Task to carry out: Keep the images out and copy every entry below exactly.

-.-.-

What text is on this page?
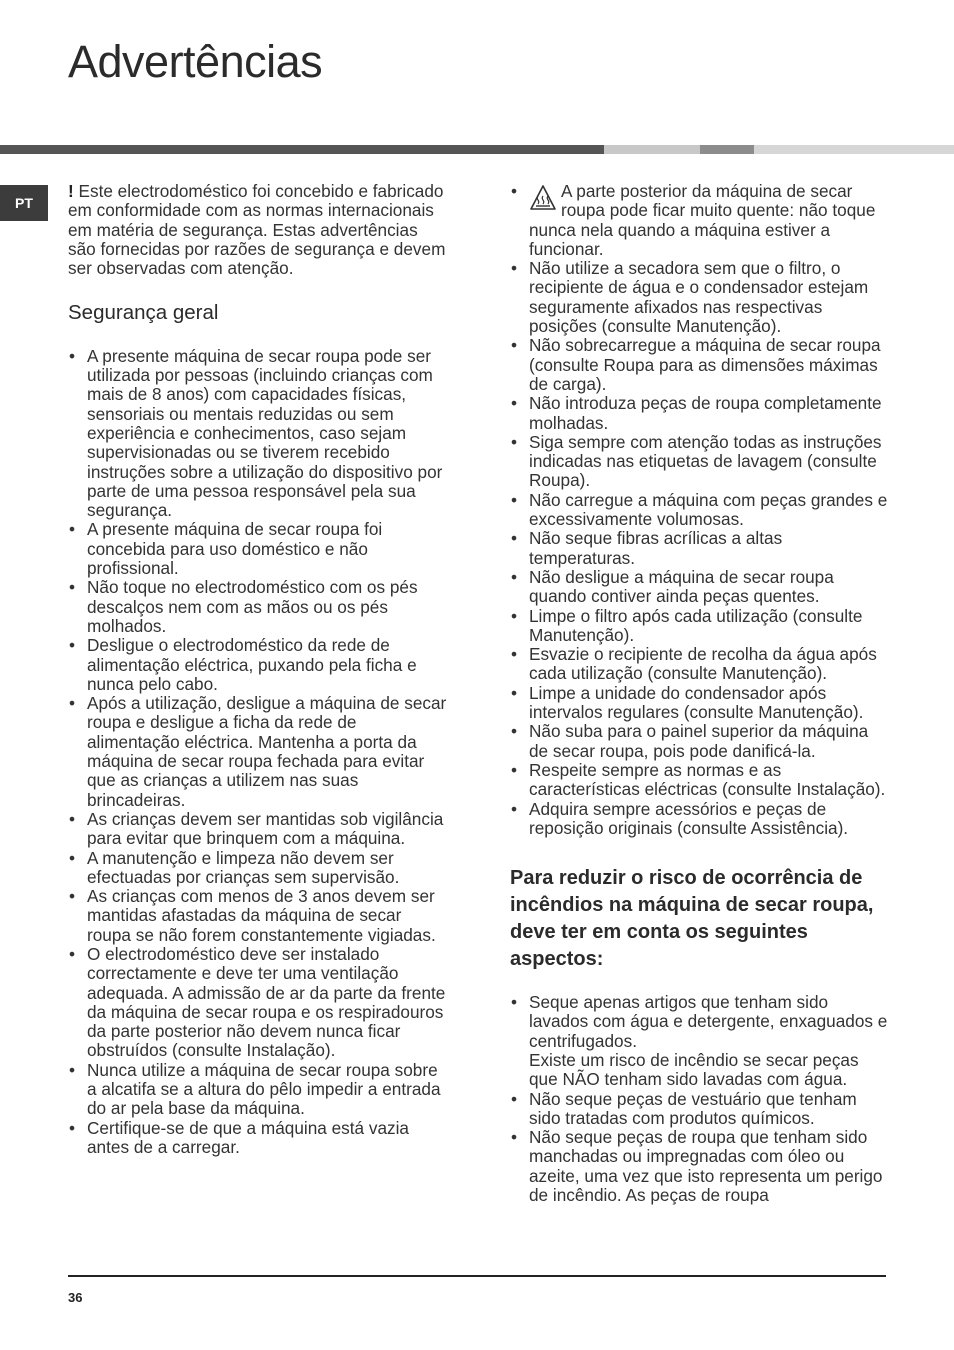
Advertências
PT

! Este electrodoméstico foi concebido e fabricado em conformidade com as normas internacionais em matéria de segurança. Estas advertências são fornecidas por razões de segurança e devem ser observadas com atenção.

Segurança geral
• A presente máquina de secar roupa pode ser utilizada por pessoas (incluindo crianças com mais de 8 anos) com capacidades físicas, sensoriais ou mentais reduzidas ou sem experiência e conhecimentos, caso sejam supervisionadas ou se tiverem recebido instruções sobre a utilização do dispositivo por parte de uma pessoa responsável pela sua segurança.
• A presente máquina de secar roupa foi concebida para uso doméstico e não profissional.
• Não toque no electrodoméstico com os pés descalços nem com as mãos ou os pés molhados.
• Desligue o electrodoméstico da rede de alimentação eléctrica, puxando pela ficha e nunca pelo cabo.
• Após a utilização, desligue a máquina de secar roupa e desligue a ficha da rede de alimentação eléctrica. Mantenha a porta da máquina de secar roupa fechada para evitar que as crianças a utilizem nas suas brincadeiras.
• As crianças devem ser mantidas sob vigilância para evitar que brinquem com a máquina.
• A manutenção e limpeza não devem ser efectuadas por crianças sem supervisão.
• As crianças com menos de 3 anos devem ser mantidas afastadas da máquina de secar roupa se não forem constantemente vigiadas.
• O electrodoméstico deve ser instalado correctamente e deve ter uma ventilação adequada. A admissão de ar da parte da frente da máquina de secar roupa e os respiradouros da parte posterior não devem nunca ficar obstruídos (consulte Instalação).
• Nunca utilize a máquina de secar roupa sobre a alcatifa se a altura do pêlo impedir a entrada do ar pela base da máquina.
• Certifique-se de que a máquina está vazia antes de a carregar.
• A parte posterior da máquina de secar roupa pode ficar muito quente: não toque nunca nela quando a máquina estiver a funcionar.
• Não utilize a secadora sem que o filtro, o recipiente de água e o condensador estejam seguramente afixados nas respectivas posições (consulte Manutenção).
• Não sobrecarregue a máquina de secar roupa (consulte Roupa para as dimensões máximas de carga).
• Não introduza peças de roupa completamente molhadas.
• Siga sempre com atenção todas as instruções indicadas nas etiquetas de lavagem (consulte Roupa).
• Não carregue a máquina com peças grandes e excessivamente volumosas.
• Não seque fibras acrílicas a altas temperaturas.
• Não desligue a máquina de secar roupa quando contiver ainda peças quentes.
• Limpe o filtro após cada utilização (consulte Manutenção).
• Esvazie o recipiente de recolha da água após cada utilização (consulte Manutenção).
• Limpe a unidade do condensador após intervalos regulares (consulte Manutenção).
• Não suba para o painel superior da máquina de secar roupa, pois pode danificá-la.
• Respeite sempre as normas e as características eléctricas (consulte Instalação).
• Adquira sempre acessórios e peças de reposição originais (consulte Assistência).
Para reduzir o risco de ocorrência de incêndios na máquina de secar roupa, deve ter em conta os seguintes aspectos:
• Seque apenas artigos que tenham sido lavados com água e detergente, enxaguados e centrifugados.
Existe um risco de incêndio se secar peças que NÃO tenham sido lavadas com água.
• Não seque peças de vestuário que tenham sido tratadas com produtos químicos.
• Não seque peças de roupa que tenham sido manchadas ou impregnadas com óleo ou azeite, uma vez que isto representa um perigo de incêndio. As peças de roupa
36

-.-.-

The response:
What text is on this page?
Advertências
PT

! Este electrodoméstico foi concebido e fabricado em conformidade com as normas internacionais em matéria de segurança. Estas advertências são fornecidas por razões de segurança e devem ser observadas com atenção.

Segurança geral
• A presente máquina de secar roupa pode ser utilizada por pessoas (incluindo crianças com mais de 8 anos) com capacidades físicas, sensoriais ou mentais reduzidas ou sem experiência e conhecimentos, caso sejam supervisionadas ou se tiverem recebido instruções sobre a utilização do dispositivo por parte de uma pessoa responsável pela sua segurança.
• A presente máquina de secar roupa foi concebida para uso doméstico e não profissional.
• Não toque no electrodoméstico com os pés descalços nem com as mãos ou os pés molhados.
• Desligue o electrodoméstico da rede de alimentação eléctrica, puxando pela ficha e nunca pelo cabo.
• Após a utilização, desligue a máquina de secar roupa e desligue a ficha da rede de alimentação eléctrica. Mantenha a porta da máquina de secar roupa fechada para evitar que as crianças a utilizem nas suas brincadeiras.
• As crianças devem ser mantidas sob vigilância para evitar que brinquem com a máquina.
• A manutenção e limpeza não devem ser efectuadas por crianças sem supervisão.
• As crianças com menos de 3 anos devem ser mantidas afastadas da máquina de secar roupa se não forem constantemente vigiadas.
• O electrodoméstico deve ser instalado correctamente e deve ter uma ventilação adequada. A admissão de ar da parte da frente da máquina de secar roupa e os respiradouros da parte posterior não devem nunca ficar obstruídos (consulte Instalação).
• Nunca utilize a máquina de secar roupa sobre a alcatifa se a altura do pêlo impedir a entrada do ar pela base da máquina.
• Certifique-se de que a máquina está vazia antes de a carregar.
• A parte posterior da máquina de secar roupa pode ficar muito quente: não toque nunca nela quando a máquina estiver a funcionar.
• Não utilize a secadora sem que o filtro, o recipiente de água e o condensador estejam seguramente afixados nas respectivas posições (consulte Manutenção).
• Não sobrecarregue a máquina de secar roupa (consulte Roupa para as dimensões máximas de carga).
• Não introduza peças de roupa completamente molhadas.
• Siga sempre com atenção todas as instruções indicadas nas etiquetas de lavagem (consulte Roupa).
• Não carregue a máquina com peças grandes e excessivamente volumosas.
• Não seque fibras acrílicas a altas temperaturas.
• Não desligue a máquina de secar roupa quando contiver ainda peças quentes.
• Limpe o filtro após cada utilização (consulte Manutenção).
• Esvazie o recipiente de recolha da água após cada utilização (consulte Manutenção).
• Limpe a unidade do condensador após intervalos regulares (consulte Manutenção).
• Não suba para o painel superior da máquina de secar roupa, pois pode danificá-la.
• Respeite sempre as normas e as características eléctricas (consulte Instalação).
• Adquira sempre acessórios e peças de reposição originais (consulte Assistência).
Para reduzir o risco de ocorrência de incêndios na máquina de secar roupa, deve ter em conta os seguintes aspectos:
• Seque apenas artigos que tenham sido lavados com água e detergente, enxaguados e centrifugados.
Existe um risco de incêndio se secar peças que NÃO tenham sido lavadas com água.
• Não seque peças de vestuário que tenham sido tratadas com produtos químicos.
• Não seque peças de roupa que tenham sido manchadas ou impregnadas com óleo ou azeite, uma vez que isto representa um perigo de incêndio. As peças de roupa
36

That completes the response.